- _Request_: Copy nothing but the text: reproduce each line of the listing exactly and leave the pictures out.

[Collected data]
══════

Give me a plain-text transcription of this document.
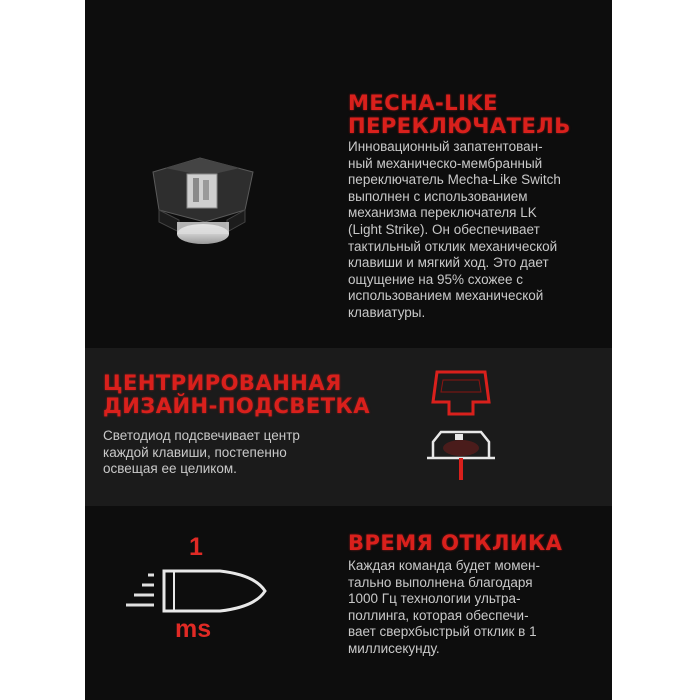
MECHA-LIKE
ПЕРЕКЛЮЧАТЕЛЬ
Инновационный запатентован-
ный механическо-мембранный
переключатель Mecha-Like Switch
выполнен с использованием
механизма переключателя LK
(Light Strike). Он обеспечивает
тактильный отклик механической
клавиши и мягкий ход. Это дает
ощущение на 95% схожее с
использованием механической
клавиатуры.
ЦЕНТРИРОВАННАЯ
ДИЗАЙН-ПОДСВЕТКА
Светодиод подсвечивает центр
каждой клавиши, постепенно
освещая ее целиком.
1
ms
ВРЕМЯ ОТКЛИКА
Каждая команда будет момен-
тально выполнена благодаря
1000 Гц технологии ультра-
поллинга, которая обеспечи-
вает сверхбыстрый отклик в 1
миллисекунду.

══════

- _Full response_:
Give me a plain-text transcription of this document.
MECHA-LIKE
ПЕРЕКЛЮЧАТЕЛЬ
Инновационный запатентован-
ный механическо-мембранный
переключатель Mecha-Like Switch
выполнен с использованием
механизма переключателя LK
(Light Strike). Он обеспечивает
тактильный отклик механической
клавиши и мягкий ход. Это дает
ощущение на 95% схожее с
использованием механической
клавиатуры.
ЦЕНТРИРОВАННАЯ
ДИЗАЙН-ПОДСВЕТКА
Светодиод подсвечивает центр
каждой клавиши, постепенно
освещая ее целиком.
1
ms
ВРЕМЯ ОТКЛИКА
Каждая команда будет момен-
тально выполнена благодаря
1000 Гц технологии ультра-
поллинга, которая обеспечи-
вает сверхбыстрый отклик в 1
миллисекунду.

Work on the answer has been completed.